Stored records:
····················
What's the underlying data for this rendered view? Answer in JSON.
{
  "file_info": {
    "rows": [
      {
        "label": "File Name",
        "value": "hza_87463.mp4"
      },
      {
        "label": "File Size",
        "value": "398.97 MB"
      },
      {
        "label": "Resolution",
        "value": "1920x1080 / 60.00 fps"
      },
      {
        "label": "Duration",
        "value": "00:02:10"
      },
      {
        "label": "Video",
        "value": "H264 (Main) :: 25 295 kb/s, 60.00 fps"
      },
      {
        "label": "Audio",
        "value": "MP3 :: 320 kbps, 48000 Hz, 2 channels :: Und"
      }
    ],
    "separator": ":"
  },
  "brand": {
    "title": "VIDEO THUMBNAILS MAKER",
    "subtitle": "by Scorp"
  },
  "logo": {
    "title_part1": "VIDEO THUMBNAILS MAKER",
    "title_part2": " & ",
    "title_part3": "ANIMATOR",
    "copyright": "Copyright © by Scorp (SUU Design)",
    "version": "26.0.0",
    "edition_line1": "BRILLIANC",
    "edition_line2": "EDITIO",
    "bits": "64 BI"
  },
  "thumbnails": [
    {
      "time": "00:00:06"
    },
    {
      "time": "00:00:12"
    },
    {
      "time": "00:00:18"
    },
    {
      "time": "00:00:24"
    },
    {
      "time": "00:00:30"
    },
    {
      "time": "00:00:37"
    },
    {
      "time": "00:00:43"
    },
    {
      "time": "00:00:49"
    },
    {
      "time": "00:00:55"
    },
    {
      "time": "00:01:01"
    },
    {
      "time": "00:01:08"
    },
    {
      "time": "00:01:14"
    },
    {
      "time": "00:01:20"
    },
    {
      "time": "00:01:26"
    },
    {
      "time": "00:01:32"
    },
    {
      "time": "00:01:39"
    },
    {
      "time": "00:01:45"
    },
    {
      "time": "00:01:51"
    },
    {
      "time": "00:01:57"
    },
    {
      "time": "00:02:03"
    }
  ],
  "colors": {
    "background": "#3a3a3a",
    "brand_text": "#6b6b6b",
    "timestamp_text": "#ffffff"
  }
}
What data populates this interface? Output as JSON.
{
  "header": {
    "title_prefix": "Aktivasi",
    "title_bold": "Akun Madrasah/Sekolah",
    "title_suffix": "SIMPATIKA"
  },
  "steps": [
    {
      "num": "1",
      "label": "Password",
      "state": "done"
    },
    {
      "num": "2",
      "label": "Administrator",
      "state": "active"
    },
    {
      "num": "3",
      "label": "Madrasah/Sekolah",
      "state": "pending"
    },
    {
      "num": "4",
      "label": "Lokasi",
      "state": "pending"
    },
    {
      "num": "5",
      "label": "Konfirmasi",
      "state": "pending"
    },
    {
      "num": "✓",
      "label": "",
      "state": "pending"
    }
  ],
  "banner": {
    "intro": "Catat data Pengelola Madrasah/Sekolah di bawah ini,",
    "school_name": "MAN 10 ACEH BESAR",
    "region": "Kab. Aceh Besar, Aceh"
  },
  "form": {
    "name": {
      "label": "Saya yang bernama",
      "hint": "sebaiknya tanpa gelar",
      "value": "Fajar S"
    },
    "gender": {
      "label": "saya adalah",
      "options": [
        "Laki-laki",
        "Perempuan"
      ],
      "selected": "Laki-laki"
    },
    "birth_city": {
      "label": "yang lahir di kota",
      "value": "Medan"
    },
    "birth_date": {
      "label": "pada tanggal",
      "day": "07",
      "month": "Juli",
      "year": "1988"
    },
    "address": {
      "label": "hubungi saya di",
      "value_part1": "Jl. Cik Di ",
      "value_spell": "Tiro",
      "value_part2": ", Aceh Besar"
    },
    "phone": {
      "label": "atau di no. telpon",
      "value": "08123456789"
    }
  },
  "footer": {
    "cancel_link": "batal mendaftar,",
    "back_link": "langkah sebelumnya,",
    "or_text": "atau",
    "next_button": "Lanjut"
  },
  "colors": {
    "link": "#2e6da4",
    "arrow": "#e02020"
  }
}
····················
■ PROMPT
Copy all of the data exactly.

■ WORKED SOLUTION
What's the underlying data for this rendered view? Answer in JSON.
{
  "file_info": {
    "rows": [
      {
        "label": "File Name",
        "value": "hza_87463.mp4"
      },
      {
        "label": "File Size",
        "value": "398.97 MB"
      },
      {
        "label": "Resolution",
        "value": "1920x1080 / 60.00 fps"
      },
      {
        "label": "Duration",
        "value": "00:02:10"
      },
      {
        "label": "Video",
        "value": "H264 (Main) :: 25 295 kb/s, 60.00 fps"
      },
      {
        "label": "Audio",
        "value": "MP3 :: 320 kbps, 48000 Hz, 2 channels :: Und"
      }
    ],
    "separator": ":"
  },
  "brand": {
    "title": "VIDEO THUMBNAILS MAKER",
    "subtitle": "by Scorp"
  },
  "logo": {
    "title_part1": "VIDEO THUMBNAILS MAKER",
    "title_part2": " & ",
    "title_part3": "ANIMATOR",
    "copyright": "Copyright © by Scorp (SUU Design)",
    "version": "26.0.0",
    "edition_line1": "BRILLIANC",
    "edition_line2": "EDITIO",
    "bits": "64 BI"
  },
  "thumbnails": [
    {
      "time": "00:00:06"
    },
    {
      "time": "00:00:12"
    },
    {
      "time": "00:00:18"
    },
    {
      "time": "00:00:24"
    },
    {
      "time": "00:00:30"
    },
    {
      "time": "00:00:37"
    },
    {
      "time": "00:00:43"
    },
    {
      "time": "00:00:49"
    },
    {
      "time": "00:00:55"
    },
    {
      "time": "00:01:01"
    },
    {
      "time": "00:01:08"
    },
    {
      "time": "00:01:14"
    },
    {
      "time": "00:01:20"
    },
    {
      "time": "00:01:26"
    },
    {
      "time": "00:01:32"
    },
    {
      "time": "00:01:39"
    },
    {
      "time": "00:01:45"
    },
    {
      "time": "00:01:51"
    },
    {
      "time": "00:01:57"
    },
    {
      "time": "00:02:03"
    }
  ],
  "colors": {
    "background": "#3a3a3a",
    "brand_text": "#6b6b6b",
    "timestamp_text": "#ffffff"
  }
}
What data populates this interface? Output as JSON.
{
  "header": {
    "title_prefix": "Aktivasi",
    "title_bold": "Akun Madrasah/Sekolah",
    "title_suffix": "SIMPATIKA"
  },
  "steps": [
    {
      "num": "1",
      "label": "Password",
      "state": "done"
    },
    {
      "num": "2",
      "label": "Administrator",
      "state": "active"
    },
    {
      "num": "3",
      "label": "Madrasah/Sekolah",
      "state": "pending"
    },
    {
      "num": "4",
      "label": "Lokasi",
      "state": "pending"
    },
    {
      "num": "5",
      "label": "Konfirmasi",
      "state": "pending"
    },
    {
      "num": "✓",
      "label": "",
      "state": "pending"
    }
  ],
  "banner": {
    "intro": "Catat data Pengelola Madrasah/Sekolah di bawah ini,",
    "school_name": "MAN 10 ACEH BESAR",
    "region": "Kab. Aceh Besar, Aceh"
  },
  "form": {
    "name": {
      "label": "Saya yang bernama",
      "hint": "sebaiknya tanpa gelar",
      "value": "Fajar S"
    },
    "gender": {
      "label": "saya adalah",
      "options": [
        "Laki-laki",
        "Perempuan"
      ],
      "selected": "Laki-laki"
    },
    "birth_city": {
      "label": "yang lahir di kota",
      "value": "Medan"
    },
    "birth_date": {
      "label": "pada tanggal",
      "day": "07",
      "month": "Juli",
      "year": "1988"
    },
    "address": {
      "label": "hubungi saya di",
      "value_part1": "Jl. Cik Di ",
      "value_spell": "Tiro",
      "value_part2": ", Aceh Besar"
    },
    "phone": {
      "label": "atau di no. telpon",
      "value": "08123456789"
    }
  },
  "footer": {
    "cancel_link": "batal mendaftar,",
    "back_link": "langkah sebelumnya,",
    "or_text": "atau",
    "next_button": "Lanjut"
  },
  "colors": {
    "link": "#2e6da4",
    "arrow": "#e02020"
  }
}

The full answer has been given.